* Direction *
Write out all lines holding the word "this".

* Recorded data *
▬▬▬▬▬▬

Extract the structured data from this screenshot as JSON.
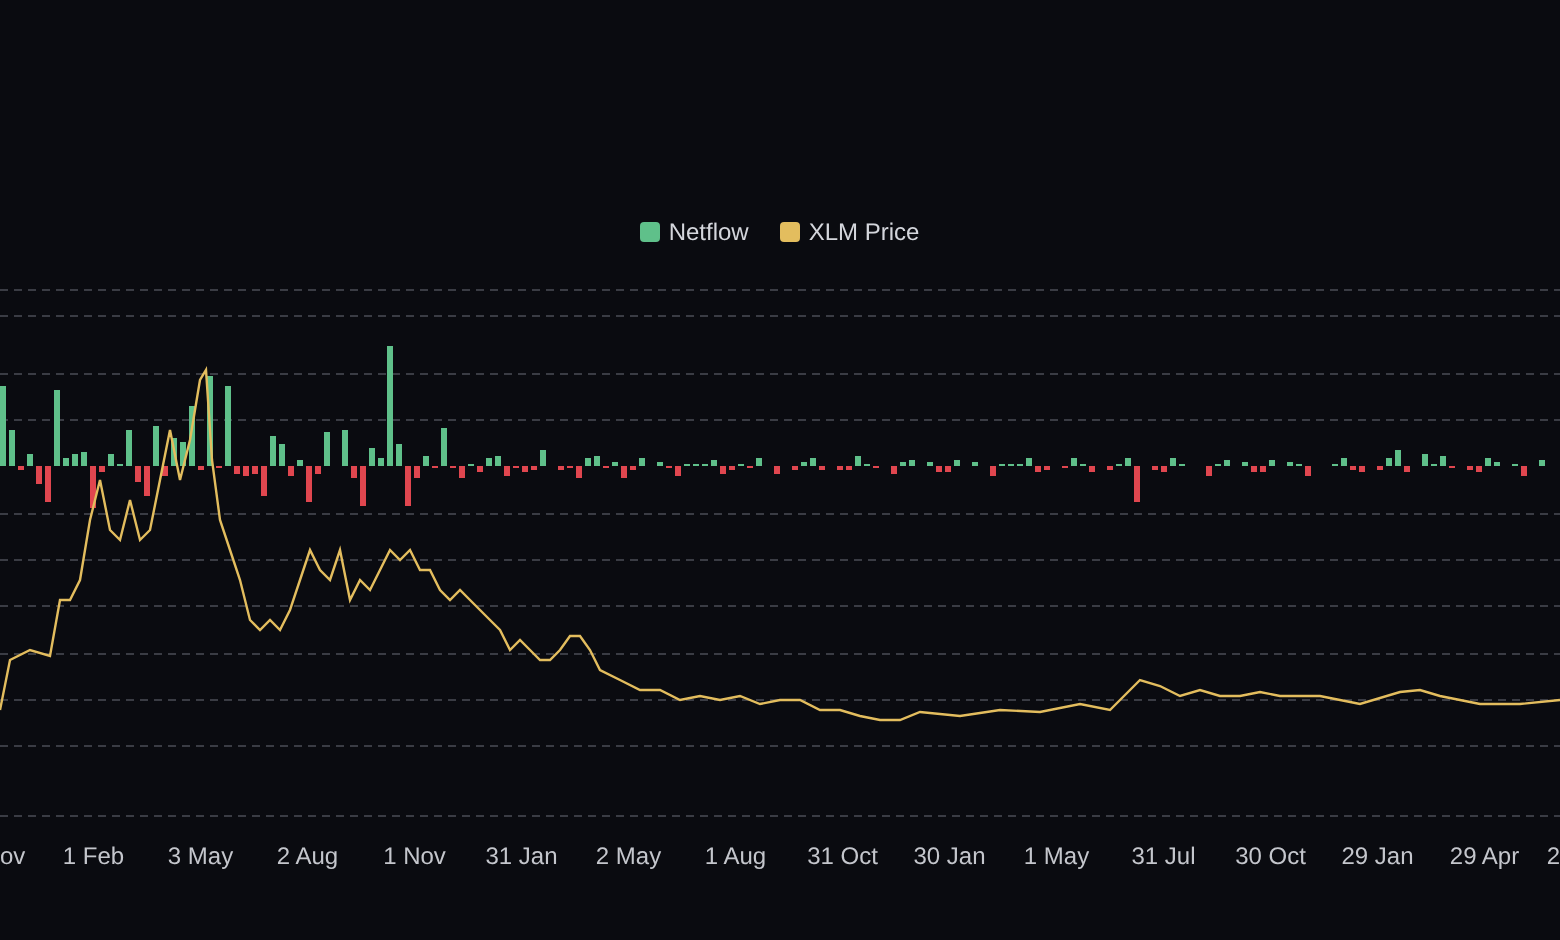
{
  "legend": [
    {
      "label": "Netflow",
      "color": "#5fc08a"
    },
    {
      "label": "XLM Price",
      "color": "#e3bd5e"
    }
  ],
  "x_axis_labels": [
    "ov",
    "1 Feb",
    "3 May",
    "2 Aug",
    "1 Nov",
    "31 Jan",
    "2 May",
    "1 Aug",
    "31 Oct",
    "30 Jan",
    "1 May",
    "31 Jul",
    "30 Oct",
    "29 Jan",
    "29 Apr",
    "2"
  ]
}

▬▬▬▬▬▬

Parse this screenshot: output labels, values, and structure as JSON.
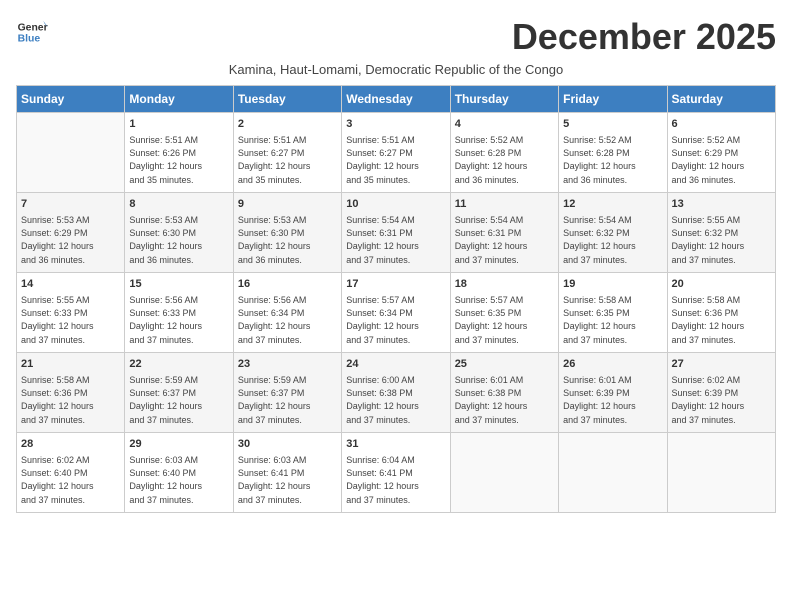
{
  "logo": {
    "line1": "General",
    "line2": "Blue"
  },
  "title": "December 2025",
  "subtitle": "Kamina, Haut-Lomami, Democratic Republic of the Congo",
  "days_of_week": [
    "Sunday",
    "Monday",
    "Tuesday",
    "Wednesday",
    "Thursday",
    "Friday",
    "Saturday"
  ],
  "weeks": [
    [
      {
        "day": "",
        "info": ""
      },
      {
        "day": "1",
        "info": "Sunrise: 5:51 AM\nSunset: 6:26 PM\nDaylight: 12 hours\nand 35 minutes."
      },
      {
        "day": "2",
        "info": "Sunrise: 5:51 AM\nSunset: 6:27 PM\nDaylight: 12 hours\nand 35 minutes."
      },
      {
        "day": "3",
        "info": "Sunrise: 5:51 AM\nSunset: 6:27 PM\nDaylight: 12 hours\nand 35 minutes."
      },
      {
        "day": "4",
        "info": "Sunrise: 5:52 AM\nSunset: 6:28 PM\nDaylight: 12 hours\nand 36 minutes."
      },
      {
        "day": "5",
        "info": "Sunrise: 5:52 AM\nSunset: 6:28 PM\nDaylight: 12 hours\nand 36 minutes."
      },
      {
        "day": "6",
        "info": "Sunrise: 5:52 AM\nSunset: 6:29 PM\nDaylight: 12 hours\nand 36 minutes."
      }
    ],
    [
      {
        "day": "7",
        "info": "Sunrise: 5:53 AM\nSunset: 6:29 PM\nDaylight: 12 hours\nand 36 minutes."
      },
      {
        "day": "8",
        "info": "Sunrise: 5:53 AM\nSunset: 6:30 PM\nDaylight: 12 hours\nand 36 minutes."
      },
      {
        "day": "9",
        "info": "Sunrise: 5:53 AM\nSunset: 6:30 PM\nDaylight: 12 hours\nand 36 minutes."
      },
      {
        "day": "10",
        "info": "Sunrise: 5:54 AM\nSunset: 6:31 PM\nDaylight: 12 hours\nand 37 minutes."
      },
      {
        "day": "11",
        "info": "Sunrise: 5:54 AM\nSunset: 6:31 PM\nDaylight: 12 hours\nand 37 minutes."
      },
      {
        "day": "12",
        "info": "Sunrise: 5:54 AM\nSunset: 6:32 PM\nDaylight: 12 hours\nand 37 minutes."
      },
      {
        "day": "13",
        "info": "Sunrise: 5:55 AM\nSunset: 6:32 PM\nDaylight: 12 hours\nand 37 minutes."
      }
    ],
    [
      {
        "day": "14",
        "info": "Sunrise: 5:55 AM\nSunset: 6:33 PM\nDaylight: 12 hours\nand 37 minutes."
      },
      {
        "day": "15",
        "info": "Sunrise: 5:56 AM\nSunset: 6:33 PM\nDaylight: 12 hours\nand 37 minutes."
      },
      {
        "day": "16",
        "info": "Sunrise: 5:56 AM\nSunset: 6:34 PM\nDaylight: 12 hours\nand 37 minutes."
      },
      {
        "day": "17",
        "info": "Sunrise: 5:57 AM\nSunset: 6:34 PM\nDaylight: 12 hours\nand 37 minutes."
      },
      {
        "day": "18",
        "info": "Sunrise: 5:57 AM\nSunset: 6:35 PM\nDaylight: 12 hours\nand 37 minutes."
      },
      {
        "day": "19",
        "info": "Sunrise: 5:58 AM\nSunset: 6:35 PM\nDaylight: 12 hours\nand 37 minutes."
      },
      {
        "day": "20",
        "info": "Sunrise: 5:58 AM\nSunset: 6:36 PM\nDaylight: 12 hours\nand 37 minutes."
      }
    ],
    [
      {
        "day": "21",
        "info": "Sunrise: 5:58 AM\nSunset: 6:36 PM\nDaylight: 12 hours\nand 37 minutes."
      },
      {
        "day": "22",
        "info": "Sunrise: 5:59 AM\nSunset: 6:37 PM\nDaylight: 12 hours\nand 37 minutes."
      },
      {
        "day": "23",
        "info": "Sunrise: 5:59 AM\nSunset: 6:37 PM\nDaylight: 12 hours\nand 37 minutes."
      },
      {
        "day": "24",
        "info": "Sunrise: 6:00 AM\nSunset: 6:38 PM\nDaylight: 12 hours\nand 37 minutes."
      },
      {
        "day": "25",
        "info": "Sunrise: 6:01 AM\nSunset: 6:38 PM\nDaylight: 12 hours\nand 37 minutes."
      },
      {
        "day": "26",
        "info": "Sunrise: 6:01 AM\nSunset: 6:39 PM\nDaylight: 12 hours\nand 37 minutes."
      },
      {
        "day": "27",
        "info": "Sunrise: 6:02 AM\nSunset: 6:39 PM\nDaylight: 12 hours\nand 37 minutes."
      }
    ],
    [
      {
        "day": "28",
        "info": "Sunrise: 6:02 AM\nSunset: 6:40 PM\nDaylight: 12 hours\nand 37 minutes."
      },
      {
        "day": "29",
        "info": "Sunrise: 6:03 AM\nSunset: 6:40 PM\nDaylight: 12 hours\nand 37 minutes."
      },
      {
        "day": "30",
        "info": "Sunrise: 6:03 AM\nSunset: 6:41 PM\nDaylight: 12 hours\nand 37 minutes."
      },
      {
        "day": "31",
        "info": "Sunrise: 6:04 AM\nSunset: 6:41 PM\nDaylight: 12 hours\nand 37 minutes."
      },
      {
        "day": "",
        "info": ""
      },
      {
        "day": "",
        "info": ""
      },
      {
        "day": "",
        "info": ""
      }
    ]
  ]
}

▬▬▬▬▬▬

* Exercise result *
Extract the structured data from this screenshot as JSON.
Parse this screenshot: output labels, values, and structure as JSON.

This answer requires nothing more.